(Collection entries)
※ ※ ※

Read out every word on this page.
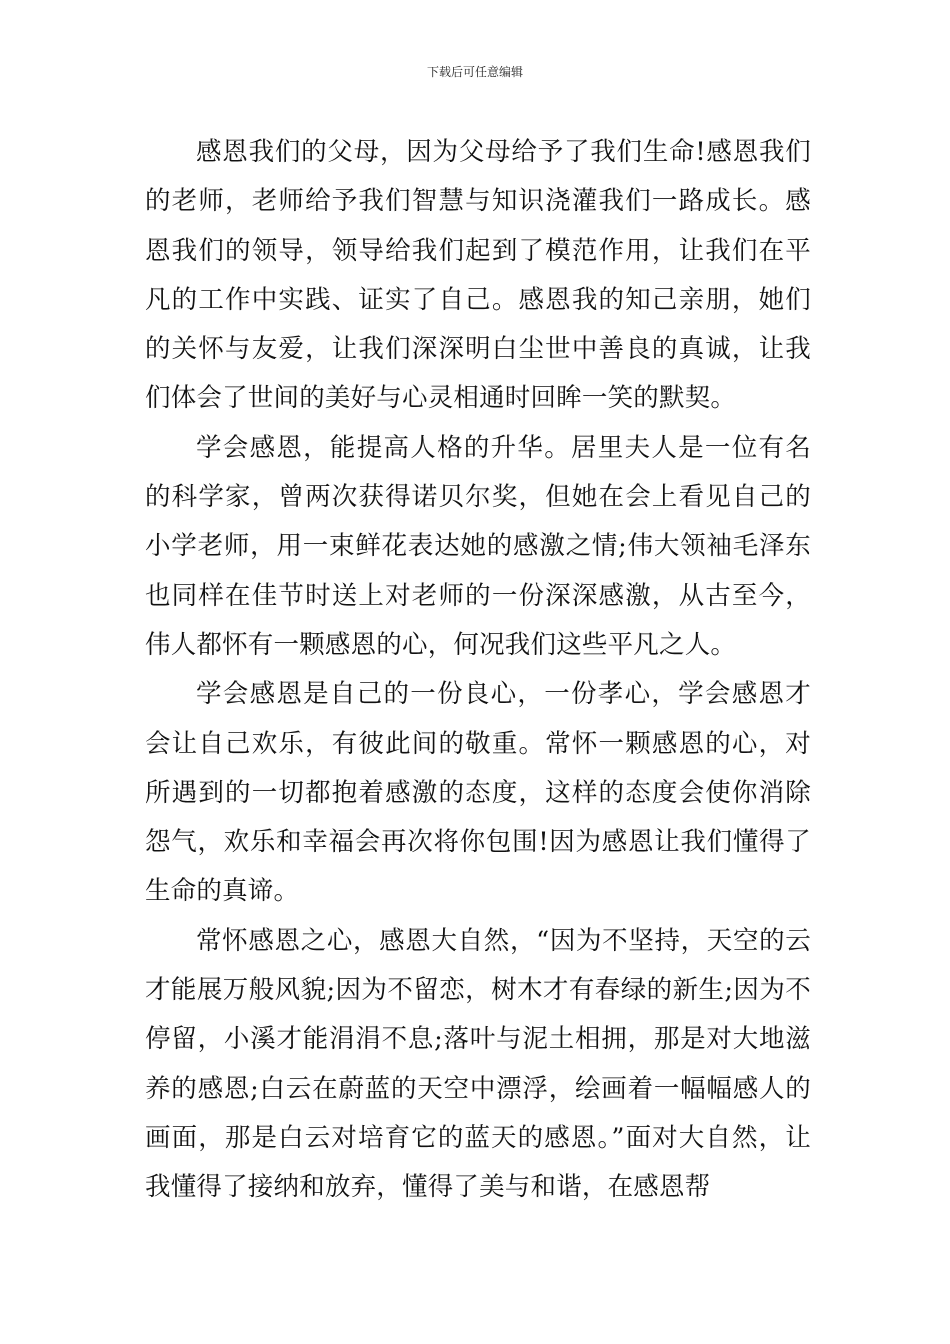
下载后可任意编辑

感恩我们的父母，因为父母给予了我们生命!感恩我们的老师，老师给予我们智慧与知识浇灌我们一路成长。感恩我们的领导，领导给我们起到了模范作用，让我们在平凡的工作中实践、证实了自己。感恩我的知己亲朋，她们的关怀与友爱，让我们深深明白尘世中善良的真诚，让我们体会了世间的美好与心灵相通时回眸一笑的默契。

学会感恩，能提高人格的升华。居里夫人是一位有名的科学家，曾两次获得诺贝尔奖，但她在会上看见自己的小学老师，用一束鲜花表达她的感激之情;伟大领袖毛泽东也同样在佳节时送上对老师的一份深深感激，从古至今，伟人都怀有一颗感恩的心，何况我们这些平凡之人。

学会感恩是自己的一份良心，一份孝心，学会感恩才会让自己欢乐，有彼此间的敬重。常怀一颗感恩的心，对所遇到的一切都抱着感激的态度，这样的态度会使你消除怨气，欢乐和幸福会再次将你包围!因为感恩让我们懂得了生命的真谛。

常怀感恩之心，感恩大自然，“因为不坚持，天空的云才能展万般风貌;因为不留恋，树木才有春绿的新生;因为不停留，小溪才能涓涓不息;落叶与泥土相拥，那是对大地滋养的感恩;白云在蔚蓝的天空中漂浮，绘画着一幅幅感人的画面，那是白云对培育它的蓝天的感恩。”面对大自然，让我懂得了接纳和放弃，懂得了美与和谐，在感恩帮
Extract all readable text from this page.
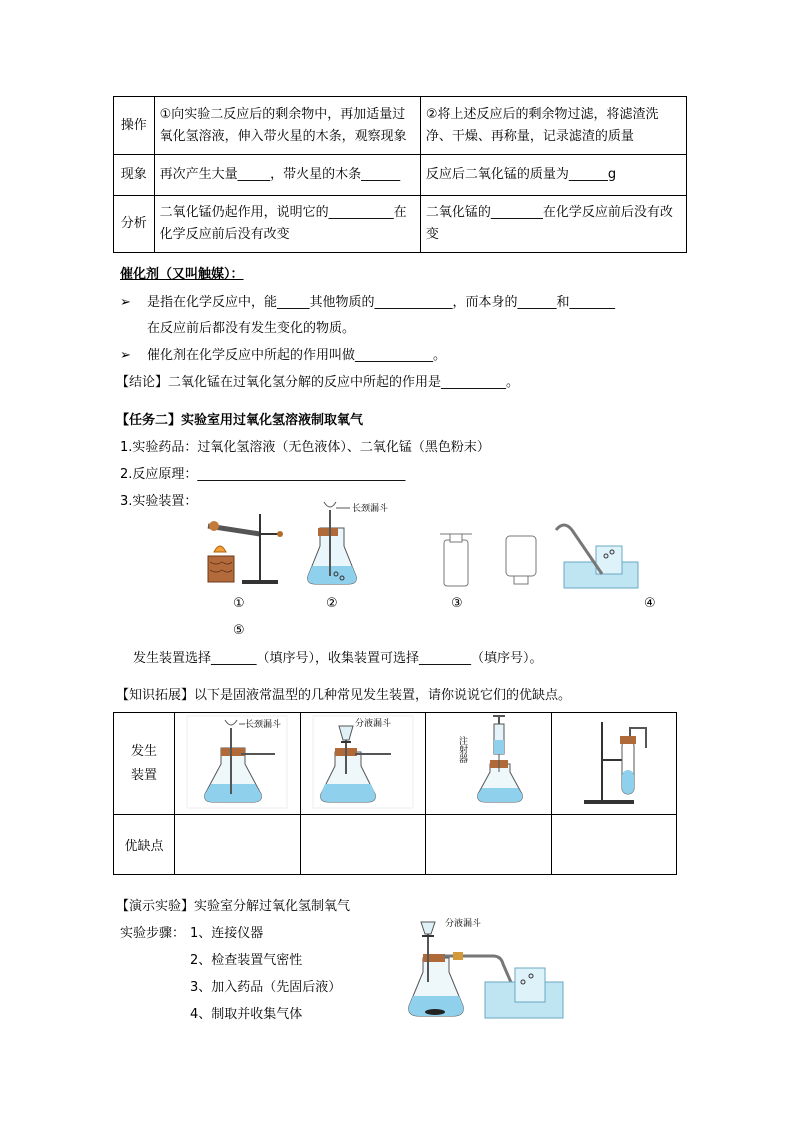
操作	①向实验二反应后的剩余物中，再加适量过氧化氢溶液，伸入带火星的木条，观察现象	②将上述反应后的剩余物过滤，将滤渣洗净、干燥、再称量，记录滤渣的质量
现象	再次产生大量_____，带火星的木条______	反应后二氧化锰的质量为______g
分析	二氧化锰仍起作用，说明它的__________在化学反应前后没有改变	二氧化锰的________在化学反应前后没有改变
催化剂（又叫触媒）：
➢ 是指在化学反应中，能_____其他物质的____________，而本身的______和_______
在反应前后都没有发生变化的物质。
➢ 催化剂在化学反应中所起的作用叫做____________。
【结论】二氧化锰在过氧化氢分解的反应中所起的作用是__________。
【任务二】实验室用过氧化氢溶液制取氧气
1.实验药品：过氧化氢溶液（无色液体）、二氧化锰（黑色粉末）
2.反应原理：________________________________
3.实验装置：	长颈漏斗
①	②	③	④
⑤
发生装置选择_______（填序号），收集装置可选择________（填序号）。
【知识拓展】以下是固液常温型的几种常见发生装置，请你说说它们的优缺点。
发生装置	长颈漏斗	分液漏斗	注射器

优缺点				
【演示实验】实验室分解过氧化氢制氧气
实验步骤： 1、连接仪器
2、检查装置气密性
3、加入药品（先固后液）
4、制取并收集气体
分液漏斗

※ ※ ※

▸ **TASK DIRECTIONS**: Track down every line holding the string "this" and copy it.

▸ **OUTPUT OF THE EXERCISE**:
Read out every word on this page.
Extract all readable text from this page.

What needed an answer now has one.